**What the task requires**
Write out the whole listing again, exactly.

**Data extract**
:::::

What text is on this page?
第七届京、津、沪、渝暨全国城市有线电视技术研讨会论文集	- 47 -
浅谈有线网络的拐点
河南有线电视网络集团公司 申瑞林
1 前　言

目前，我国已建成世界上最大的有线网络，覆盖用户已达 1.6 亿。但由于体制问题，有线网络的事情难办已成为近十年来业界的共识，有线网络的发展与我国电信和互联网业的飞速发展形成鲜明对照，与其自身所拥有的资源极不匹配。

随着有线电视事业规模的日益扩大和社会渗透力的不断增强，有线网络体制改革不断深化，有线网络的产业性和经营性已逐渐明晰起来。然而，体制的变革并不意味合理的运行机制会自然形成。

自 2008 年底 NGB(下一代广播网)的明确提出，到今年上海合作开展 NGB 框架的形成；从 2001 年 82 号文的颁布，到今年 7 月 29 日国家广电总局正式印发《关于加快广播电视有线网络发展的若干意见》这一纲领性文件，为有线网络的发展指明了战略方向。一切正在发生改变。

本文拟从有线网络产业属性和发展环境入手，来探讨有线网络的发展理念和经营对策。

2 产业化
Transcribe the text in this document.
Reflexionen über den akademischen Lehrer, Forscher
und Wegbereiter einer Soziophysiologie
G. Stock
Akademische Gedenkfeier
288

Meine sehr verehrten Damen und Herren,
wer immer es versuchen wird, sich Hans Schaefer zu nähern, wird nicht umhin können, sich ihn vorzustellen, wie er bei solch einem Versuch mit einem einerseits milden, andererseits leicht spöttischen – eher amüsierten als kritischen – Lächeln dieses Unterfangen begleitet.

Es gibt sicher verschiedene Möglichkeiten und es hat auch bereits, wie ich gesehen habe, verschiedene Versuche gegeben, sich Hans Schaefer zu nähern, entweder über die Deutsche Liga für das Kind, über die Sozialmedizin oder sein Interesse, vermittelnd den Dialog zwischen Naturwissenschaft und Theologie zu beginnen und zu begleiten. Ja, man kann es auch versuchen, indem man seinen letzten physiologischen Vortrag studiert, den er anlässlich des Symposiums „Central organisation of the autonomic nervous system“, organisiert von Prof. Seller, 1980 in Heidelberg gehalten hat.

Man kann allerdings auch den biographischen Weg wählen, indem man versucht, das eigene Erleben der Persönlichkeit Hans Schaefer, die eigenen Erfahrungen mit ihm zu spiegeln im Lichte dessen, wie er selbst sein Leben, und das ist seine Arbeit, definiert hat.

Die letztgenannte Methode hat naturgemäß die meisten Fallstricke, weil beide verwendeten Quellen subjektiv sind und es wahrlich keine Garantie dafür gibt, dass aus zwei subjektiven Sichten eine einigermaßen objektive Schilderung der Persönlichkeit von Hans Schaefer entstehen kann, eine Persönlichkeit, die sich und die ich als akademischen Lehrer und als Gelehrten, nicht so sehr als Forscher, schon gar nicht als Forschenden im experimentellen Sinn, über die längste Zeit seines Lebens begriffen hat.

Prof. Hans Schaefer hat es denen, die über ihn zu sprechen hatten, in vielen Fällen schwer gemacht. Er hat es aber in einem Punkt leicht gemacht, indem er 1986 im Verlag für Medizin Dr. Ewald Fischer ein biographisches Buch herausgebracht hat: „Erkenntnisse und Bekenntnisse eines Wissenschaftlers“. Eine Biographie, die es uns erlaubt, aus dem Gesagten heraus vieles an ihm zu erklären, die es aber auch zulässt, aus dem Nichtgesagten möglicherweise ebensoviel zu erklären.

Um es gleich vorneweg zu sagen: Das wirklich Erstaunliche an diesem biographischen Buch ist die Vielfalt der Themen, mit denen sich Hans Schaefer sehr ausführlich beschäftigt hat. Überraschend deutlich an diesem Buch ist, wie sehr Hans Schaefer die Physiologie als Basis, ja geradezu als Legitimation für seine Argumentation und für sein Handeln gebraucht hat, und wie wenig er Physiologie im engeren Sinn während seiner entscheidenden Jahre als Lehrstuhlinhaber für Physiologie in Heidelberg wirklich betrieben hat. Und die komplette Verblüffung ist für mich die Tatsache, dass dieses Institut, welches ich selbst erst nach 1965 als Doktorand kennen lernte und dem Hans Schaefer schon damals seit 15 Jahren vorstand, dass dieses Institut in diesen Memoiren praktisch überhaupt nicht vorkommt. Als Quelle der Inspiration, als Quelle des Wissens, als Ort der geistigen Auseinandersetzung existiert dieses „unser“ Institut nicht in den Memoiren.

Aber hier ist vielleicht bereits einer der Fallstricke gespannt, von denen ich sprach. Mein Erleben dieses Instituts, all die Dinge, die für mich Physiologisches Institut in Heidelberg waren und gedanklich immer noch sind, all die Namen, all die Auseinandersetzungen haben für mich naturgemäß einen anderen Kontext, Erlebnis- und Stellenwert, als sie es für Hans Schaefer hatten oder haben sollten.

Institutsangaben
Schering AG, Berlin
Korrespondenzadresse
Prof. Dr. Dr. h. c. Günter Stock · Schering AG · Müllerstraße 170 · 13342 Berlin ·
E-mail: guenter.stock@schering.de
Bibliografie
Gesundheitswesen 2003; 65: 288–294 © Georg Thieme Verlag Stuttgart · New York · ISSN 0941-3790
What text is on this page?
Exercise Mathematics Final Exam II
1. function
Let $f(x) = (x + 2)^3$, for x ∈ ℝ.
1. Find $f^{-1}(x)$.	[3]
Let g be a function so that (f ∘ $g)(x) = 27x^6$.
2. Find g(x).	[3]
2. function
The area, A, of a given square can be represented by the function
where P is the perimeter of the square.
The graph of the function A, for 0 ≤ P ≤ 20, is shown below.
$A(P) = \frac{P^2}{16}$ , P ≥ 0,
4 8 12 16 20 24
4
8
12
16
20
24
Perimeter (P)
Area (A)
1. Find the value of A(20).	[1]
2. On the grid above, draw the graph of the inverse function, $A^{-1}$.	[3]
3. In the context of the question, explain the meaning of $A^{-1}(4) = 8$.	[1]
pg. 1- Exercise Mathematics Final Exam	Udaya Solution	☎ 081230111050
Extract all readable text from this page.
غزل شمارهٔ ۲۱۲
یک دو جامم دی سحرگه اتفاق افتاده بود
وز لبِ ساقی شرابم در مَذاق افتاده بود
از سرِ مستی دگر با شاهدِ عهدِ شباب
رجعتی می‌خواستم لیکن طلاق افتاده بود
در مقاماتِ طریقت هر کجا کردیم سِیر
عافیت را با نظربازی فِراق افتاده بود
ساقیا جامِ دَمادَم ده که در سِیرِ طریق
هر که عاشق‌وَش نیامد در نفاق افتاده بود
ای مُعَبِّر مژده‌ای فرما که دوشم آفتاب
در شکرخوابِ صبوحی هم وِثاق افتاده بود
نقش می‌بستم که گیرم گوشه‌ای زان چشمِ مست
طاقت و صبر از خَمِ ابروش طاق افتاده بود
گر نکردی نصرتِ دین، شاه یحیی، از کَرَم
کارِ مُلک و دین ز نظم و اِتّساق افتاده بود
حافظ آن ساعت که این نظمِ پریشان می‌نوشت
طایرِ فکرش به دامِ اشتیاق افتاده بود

:::::

**Task solution**
What text is on this page?
第七届京、津、沪、渝暨全国城市有线电视技术研讨会论文集	- 47 -
浅谈有线网络的拐点
河南有线电视网络集团公司 申瑞林
1 前　言

目前，我国已建成世界上最大的有线网络，覆盖用户已达 1.6 亿。但由于体制问题，有线网络的事情难办已成为近十年来业界的共识，有线网络的发展与我国电信和互联网业的飞速发展形成鲜明对照，与其自身所拥有的资源极不匹配。

随着有线电视事业规模的日益扩大和社会渗透力的不断增强，有线网络体制改革不断深化，有线网络的产业性和经营性已逐渐明晰起来。然而，体制的变革并不意味合理的运行机制会自然形成。

自 2008 年底 NGB(下一代广播网)的明确提出，到今年上海合作开展 NGB 框架的形成；从 2001 年 82 号文的颁布，到今年 7 月 29 日国家广电总局正式印发《关于加快广播电视有线网络发展的若干意见》这一纲领性文件，为有线网络的发展指明了战略方向。一切正在发生改变。

本文拟从有线网络产业属性和发展环境入手，来探讨有线网络的发展理念和经营对策。

2 产业化
Transcribe the text in this document.
Reflexionen über den akademischen Lehrer, Forscher
und Wegbereiter einer Soziophysiologie
G. Stock
Akademische Gedenkfeier
288

Meine sehr verehrten Damen und Herren,
wer immer es versuchen wird, sich Hans Schaefer zu nähern, wird nicht umhin können, sich ihn vorzustellen, wie er bei solch einem Versuch mit einem einerseits milden, andererseits leicht spöttischen – eher amüsierten als kritischen – Lächeln dieses Unterfangen begleitet.

Es gibt sicher verschiedene Möglichkeiten und es hat auch bereits, wie ich gesehen habe, verschiedene Versuche gegeben, sich Hans Schaefer zu nähern, entweder über die Deutsche Liga für das Kind, über die Sozialmedizin oder sein Interesse, vermittelnd den Dialog zwischen Naturwissenschaft und Theologie zu beginnen und zu begleiten. Ja, man kann es auch versuchen, indem man seinen letzten physiologischen Vortrag studiert, den er anlässlich des Symposiums „Central organisation of the autonomic nervous system“, organisiert von Prof. Seller, 1980 in Heidelberg gehalten hat.

Man kann allerdings auch den biographischen Weg wählen, indem man versucht, das eigene Erleben der Persönlichkeit Hans Schaefer, die eigenen Erfahrungen mit ihm zu spiegeln im Lichte dessen, wie er selbst sein Leben, und das ist seine Arbeit, definiert hat.

Die letztgenannte Methode hat naturgemäß die meisten Fallstricke, weil beide verwendeten Quellen subjektiv sind und es wahrlich keine Garantie dafür gibt, dass aus zwei subjektiven Sichten eine einigermaßen objektive Schilderung der Persönlichkeit von Hans Schaefer entstehen kann, eine Persönlichkeit, die sich und die ich als akademischen Lehrer und als Gelehrten, nicht so sehr als Forscher, schon gar nicht als Forschenden im experimentellen Sinn, über die längste Zeit seines Lebens begriffen hat.

Prof. Hans Schaefer hat es denen, die über ihn zu sprechen hatten, in vielen Fällen schwer gemacht. Er hat es aber in einem Punkt leicht gemacht, indem er 1986 im Verlag für Medizin Dr. Ewald Fischer ein biographisches Buch herausgebracht hat: „Erkenntnisse und Bekenntnisse eines Wissenschaftlers“. Eine Biographie, die es uns erlaubt, aus dem Gesagten heraus vieles an ihm zu erklären, die es aber auch zulässt, aus dem Nichtgesagten möglicherweise ebensoviel zu erklären.

Um es gleich vorneweg zu sagen: Das wirklich Erstaunliche an diesem biographischen Buch ist die Vielfalt der Themen, mit denen sich Hans Schaefer sehr ausführlich beschäftigt hat. Überraschend deutlich an diesem Buch ist, wie sehr Hans Schaefer die Physiologie als Basis, ja geradezu als Legitimation für seine Argumentation und für sein Handeln gebraucht hat, und wie wenig er Physiologie im engeren Sinn während seiner entscheidenden Jahre als Lehrstuhlinhaber für Physiologie in Heidelberg wirklich betrieben hat. Und die komplette Verblüffung ist für mich die Tatsache, dass dieses Institut, welches ich selbst erst nach 1965 als Doktorand kennen lernte und dem Hans Schaefer schon damals seit 15 Jahren vorstand, dass dieses Institut in diesen Memoiren praktisch überhaupt nicht vorkommt. Als Quelle der Inspiration, als Quelle des Wissens, als Ort der geistigen Auseinandersetzung existiert dieses „unser“ Institut nicht in den Memoiren.

Aber hier ist vielleicht bereits einer der Fallstricke gespannt, von denen ich sprach. Mein Erleben dieses Instituts, all die Dinge, die für mich Physiologisches Institut in Heidelberg waren und gedanklich immer noch sind, all die Namen, all die Auseinandersetzungen haben für mich naturgemäß einen anderen Kontext, Erlebnis- und Stellenwert, als sie es für Hans Schaefer hatten oder haben sollten.

Institutsangaben
Schering AG, Berlin
Korrespondenzadresse
Prof. Dr. Dr. h. c. Günter Stock · Schering AG · Müllerstraße 170 · 13342 Berlin ·
E-mail: guenter.stock@schering.de
Bibliografie
Gesundheitswesen 2003; 65: 288–294 © Georg Thieme Verlag Stuttgart · New York · ISSN 0941-3790
What text is on this page?
Exercise Mathematics Final Exam II
1. function
Let $f(x) = (x + 2)^3$, for x ∈ ℝ.
1. Find $f^{-1}(x)$.	[3]
Let g be a function so that (f ∘ $g)(x) = 27x^6$.
2. Find g(x).	[3]
2. function
The area, A, of a given square can be represented by the function
where P is the perimeter of the square.
The graph of the function A, for 0 ≤ P ≤ 20, is shown below.
$A(P) = \frac{P^2}{16}$ , P ≥ 0,
4 8 12 16 20 24
4
8
12
16
20
24
Perimeter (P)
Area (A)
1. Find the value of A(20).	[1]
2. On the grid above, draw the graph of the inverse function, $A^{-1}$.	[3]
3. In the context of the question, explain the meaning of $A^{-1}(4) = 8$.	[1]
pg. 1- Exercise Mathematics Final Exam	Udaya Solution	☎ 081230111050
Extract all readable text from this page.
غزل شمارهٔ ۲۱۲
یک دو جامم دی سحرگه اتفاق افتاده بود
وز لبِ ساقی شرابم در مَذاق افتاده بود
از سرِ مستی دگر با شاهدِ عهدِ شباب
رجعتی می‌خواستم لیکن طلاق افتاده بود
در مقاماتِ طریقت هر کجا کردیم سِیر
عافیت را با نظربازی فِراق افتاده بود
ساقیا جامِ دَمادَم ده که در سِیرِ طریق
هر که عاشق‌وَش نیامد در نفاق افتاده بود
ای مُعَبِّر مژده‌ای فرما که دوشم آفتاب
در شکرخوابِ صبوحی هم وِثاق افتاده بود
نقش می‌بستم که گیرم گوشه‌ای زان چشمِ مست
طاقت و صبر از خَمِ ابروش طاق افتاده بود
گر نکردی نصرتِ دین، شاه یحیی، از کَرَم
کارِ مُلک و دین ز نظم و اِتّساق افتاده بود
حافظ آن ساعت که این نظمِ پریشان می‌نوشت
طایرِ فکرش به دامِ اشتیاق افتاده بود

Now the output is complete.